— START OF Available data —

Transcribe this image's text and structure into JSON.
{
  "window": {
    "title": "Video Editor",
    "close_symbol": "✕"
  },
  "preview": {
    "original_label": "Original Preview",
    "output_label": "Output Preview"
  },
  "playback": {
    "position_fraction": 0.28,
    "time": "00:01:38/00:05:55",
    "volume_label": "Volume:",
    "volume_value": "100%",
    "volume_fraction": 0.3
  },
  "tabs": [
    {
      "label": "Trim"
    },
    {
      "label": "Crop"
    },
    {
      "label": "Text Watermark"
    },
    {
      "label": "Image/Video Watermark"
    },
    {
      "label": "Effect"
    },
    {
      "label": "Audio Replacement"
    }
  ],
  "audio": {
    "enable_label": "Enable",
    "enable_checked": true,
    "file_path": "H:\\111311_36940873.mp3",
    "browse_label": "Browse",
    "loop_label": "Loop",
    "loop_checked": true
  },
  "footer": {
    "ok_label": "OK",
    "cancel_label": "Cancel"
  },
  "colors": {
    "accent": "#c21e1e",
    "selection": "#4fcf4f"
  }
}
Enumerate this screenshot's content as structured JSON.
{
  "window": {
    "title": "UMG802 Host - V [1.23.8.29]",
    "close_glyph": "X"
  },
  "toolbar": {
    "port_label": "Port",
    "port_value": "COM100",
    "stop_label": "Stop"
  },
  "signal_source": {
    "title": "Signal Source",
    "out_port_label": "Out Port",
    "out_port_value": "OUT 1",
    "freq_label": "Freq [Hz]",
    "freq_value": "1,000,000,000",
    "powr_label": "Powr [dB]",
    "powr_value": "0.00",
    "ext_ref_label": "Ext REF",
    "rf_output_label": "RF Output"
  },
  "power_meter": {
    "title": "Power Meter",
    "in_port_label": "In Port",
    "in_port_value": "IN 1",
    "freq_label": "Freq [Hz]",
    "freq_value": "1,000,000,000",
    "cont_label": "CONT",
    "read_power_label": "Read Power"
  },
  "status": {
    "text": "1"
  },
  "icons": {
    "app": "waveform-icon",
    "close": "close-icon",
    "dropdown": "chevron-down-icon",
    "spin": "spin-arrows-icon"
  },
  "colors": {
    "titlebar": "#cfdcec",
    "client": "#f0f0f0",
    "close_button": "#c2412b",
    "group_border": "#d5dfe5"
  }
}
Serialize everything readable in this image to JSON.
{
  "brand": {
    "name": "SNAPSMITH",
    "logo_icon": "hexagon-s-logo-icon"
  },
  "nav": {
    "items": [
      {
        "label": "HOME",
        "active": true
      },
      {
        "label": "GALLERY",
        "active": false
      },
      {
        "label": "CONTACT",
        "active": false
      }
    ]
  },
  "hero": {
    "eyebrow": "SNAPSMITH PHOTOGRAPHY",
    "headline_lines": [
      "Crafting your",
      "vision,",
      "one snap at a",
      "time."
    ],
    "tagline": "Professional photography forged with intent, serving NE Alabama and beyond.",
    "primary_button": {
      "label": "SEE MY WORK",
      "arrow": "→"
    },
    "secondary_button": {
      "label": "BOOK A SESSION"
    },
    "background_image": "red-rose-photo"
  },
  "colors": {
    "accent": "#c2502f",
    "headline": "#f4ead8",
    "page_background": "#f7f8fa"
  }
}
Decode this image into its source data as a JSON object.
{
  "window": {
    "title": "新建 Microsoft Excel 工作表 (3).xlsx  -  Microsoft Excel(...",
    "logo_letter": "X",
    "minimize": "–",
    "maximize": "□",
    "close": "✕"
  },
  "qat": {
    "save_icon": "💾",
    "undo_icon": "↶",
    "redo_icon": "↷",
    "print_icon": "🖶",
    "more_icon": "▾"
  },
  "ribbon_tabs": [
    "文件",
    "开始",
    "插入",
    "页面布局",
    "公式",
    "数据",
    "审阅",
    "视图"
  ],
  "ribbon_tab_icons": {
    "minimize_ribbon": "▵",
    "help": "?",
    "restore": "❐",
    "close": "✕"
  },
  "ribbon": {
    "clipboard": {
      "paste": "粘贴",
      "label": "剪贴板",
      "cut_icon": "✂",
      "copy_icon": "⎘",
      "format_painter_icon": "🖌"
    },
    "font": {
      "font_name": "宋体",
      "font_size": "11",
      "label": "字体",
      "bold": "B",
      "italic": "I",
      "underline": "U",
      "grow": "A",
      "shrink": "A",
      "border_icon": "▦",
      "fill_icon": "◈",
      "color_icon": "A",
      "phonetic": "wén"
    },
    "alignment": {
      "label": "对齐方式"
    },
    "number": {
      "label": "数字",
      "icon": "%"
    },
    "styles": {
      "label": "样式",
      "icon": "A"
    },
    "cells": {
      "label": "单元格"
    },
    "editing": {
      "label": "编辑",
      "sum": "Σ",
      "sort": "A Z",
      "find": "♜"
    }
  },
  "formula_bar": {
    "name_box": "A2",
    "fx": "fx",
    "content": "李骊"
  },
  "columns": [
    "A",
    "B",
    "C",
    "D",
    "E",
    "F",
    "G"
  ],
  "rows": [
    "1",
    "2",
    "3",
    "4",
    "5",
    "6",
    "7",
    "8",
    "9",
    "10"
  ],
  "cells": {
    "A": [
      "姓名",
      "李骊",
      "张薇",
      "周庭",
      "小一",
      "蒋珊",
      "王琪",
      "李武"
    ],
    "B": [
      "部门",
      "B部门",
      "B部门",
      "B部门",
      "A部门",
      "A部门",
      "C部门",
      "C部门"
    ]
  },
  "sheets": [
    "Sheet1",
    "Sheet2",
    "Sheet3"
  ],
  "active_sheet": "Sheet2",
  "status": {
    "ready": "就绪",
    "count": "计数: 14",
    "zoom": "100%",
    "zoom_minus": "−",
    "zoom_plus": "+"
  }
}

— END OF Available data —

■ What you will do ■
Extract the complete data, matching each line exactly.

■ Task response ■
Transcribe this image's text and structure into JSON.
{
  "window": {
    "title": "Video Editor",
    "close_symbol": "✕"
  },
  "preview": {
    "original_label": "Original Preview",
    "output_label": "Output Preview"
  },
  "playback": {
    "position_fraction": 0.28,
    "time": "00:01:38/00:05:55",
    "volume_label": "Volume:",
    "volume_value": "100%",
    "volume_fraction": 0.3
  },
  "tabs": [
    {
      "label": "Trim"
    },
    {
      "label": "Crop"
    },
    {
      "label": "Text Watermark"
    },
    {
      "label": "Image/Video Watermark"
    },
    {
      "label": "Effect"
    },
    {
      "label": "Audio Replacement"
    }
  ],
  "audio": {
    "enable_label": "Enable",
    "enable_checked": true,
    "file_path": "H:\\111311_36940873.mp3",
    "browse_label": "Browse",
    "loop_label": "Loop",
    "loop_checked": true
  },
  "footer": {
    "ok_label": "OK",
    "cancel_label": "Cancel"
  },
  "colors": {
    "accent": "#c21e1e",
    "selection": "#4fcf4f"
  }
}
Enumerate this screenshot's content as structured JSON.
{
  "window": {
    "title": "UMG802 Host - V [1.23.8.29]",
    "close_glyph": "X"
  },
  "toolbar": {
    "port_label": "Port",
    "port_value": "COM100",
    "stop_label": "Stop"
  },
  "signal_source": {
    "title": "Signal Source",
    "out_port_label": "Out Port",
    "out_port_value": "OUT 1",
    "freq_label": "Freq [Hz]",
    "freq_value": "1,000,000,000",
    "powr_label": "Powr [dB]",
    "powr_value": "0.00",
    "ext_ref_label": "Ext REF",
    "rf_output_label": "RF Output"
  },
  "power_meter": {
    "title": "Power Meter",
    "in_port_label": "In Port",
    "in_port_value": "IN 1",
    "freq_label": "Freq [Hz]",
    "freq_value": "1,000,000,000",
    "cont_label": "CONT",
    "read_power_label": "Read Power"
  },
  "status": {
    "text": "1"
  },
  "icons": {
    "app": "waveform-icon",
    "close": "close-icon",
    "dropdown": "chevron-down-icon",
    "spin": "spin-arrows-icon"
  },
  "colors": {
    "titlebar": "#cfdcec",
    "client": "#f0f0f0",
    "close_button": "#c2412b",
    "group_border": "#d5dfe5"
  }
}
Serialize everything readable in this image to JSON.
{
  "brand": {
    "name": "SNAPSMITH",
    "logo_icon": "hexagon-s-logo-icon"
  },
  "nav": {
    "items": [
      {
        "label": "HOME",
        "active": true
      },
      {
        "label": "GALLERY",
        "active": false
      },
      {
        "label": "CONTACT",
        "active": false
      }
    ]
  },
  "hero": {
    "eyebrow": "SNAPSMITH PHOTOGRAPHY",
    "headline_lines": [
      "Crafting your",
      "vision,",
      "one snap at a",
      "time."
    ],
    "tagline": "Professional photography forged with intent, serving NE Alabama and beyond.",
    "primary_button": {
      "label": "SEE MY WORK",
      "arrow": "→"
    },
    "secondary_button": {
      "label": "BOOK A SESSION"
    },
    "background_image": "red-rose-photo"
  },
  "colors": {
    "accent": "#c2502f",
    "headline": "#f4ead8",
    "page_background": "#f7f8fa"
  }
}
Decode this image into its source data as a JSON object.
{
  "window": {
    "title": "新建 Microsoft Excel 工作表 (3).xlsx  -  Microsoft Excel(...",
    "logo_letter": "X",
    "minimize": "–",
    "maximize": "□",
    "close": "✕"
  },
  "qat": {
    "save_icon": "💾",
    "undo_icon": "↶",
    "redo_icon": "↷",
    "print_icon": "🖶",
    "more_icon": "▾"
  },
  "ribbon_tabs": [
    "文件",
    "开始",
    "插入",
    "页面布局",
    "公式",
    "数据",
    "审阅",
    "视图"
  ],
  "ribbon_tab_icons": {
    "minimize_ribbon": "▵",
    "help": "?",
    "restore": "❐",
    "close": "✕"
  },
  "ribbon": {
    "clipboard": {
      "paste": "粘贴",
      "label": "剪贴板",
      "cut_icon": "✂",
      "copy_icon": "⎘",
      "format_painter_icon": "🖌"
    },
    "font": {
      "font_name": "宋体",
      "font_size": "11",
      "label": "字体",
      "bold": "B",
      "italic": "I",
      "underline": "U",
      "grow": "A",
      "shrink": "A",
      "border_icon": "▦",
      "fill_icon": "◈",
      "color_icon": "A",
      "phonetic": "wén"
    },
    "alignment": {
      "label": "对齐方式"
    },
    "number": {
      "label": "数字",
      "icon": "%"
    },
    "styles": {
      "label": "样式",
      "icon": "A"
    },
    "cells": {
      "label": "单元格"
    },
    "editing": {
      "label": "编辑",
      "sum": "Σ",
      "sort": "A Z",
      "find": "♜"
    }
  },
  "formula_bar": {
    "name_box": "A2",
    "fx": "fx",
    "content": "李骊"
  },
  "columns": [
    "A",
    "B",
    "C",
    "D",
    "E",
    "F",
    "G"
  ],
  "rows": [
    "1",
    "2",
    "3",
    "4",
    "5",
    "6",
    "7",
    "8",
    "9",
    "10"
  ],
  "cells": {
    "A": [
      "姓名",
      "李骊",
      "张薇",
      "周庭",
      "小一",
      "蒋珊",
      "王琪",
      "李武"
    ],
    "B": [
      "部门",
      "B部门",
      "B部门",
      "B部门",
      "A部门",
      "A部门",
      "C部门",
      "C部门"
    ]
  },
  "sheets": [
    "Sheet1",
    "Sheet2",
    "Sheet3"
  ],
  "active_sheet": "Sheet2",
  "status": {
    "ready": "就绪",
    "count": "计数: 14",
    "zoom": "100%",
    "zoom_minus": "−",
    "zoom_plus": "+"
  }
}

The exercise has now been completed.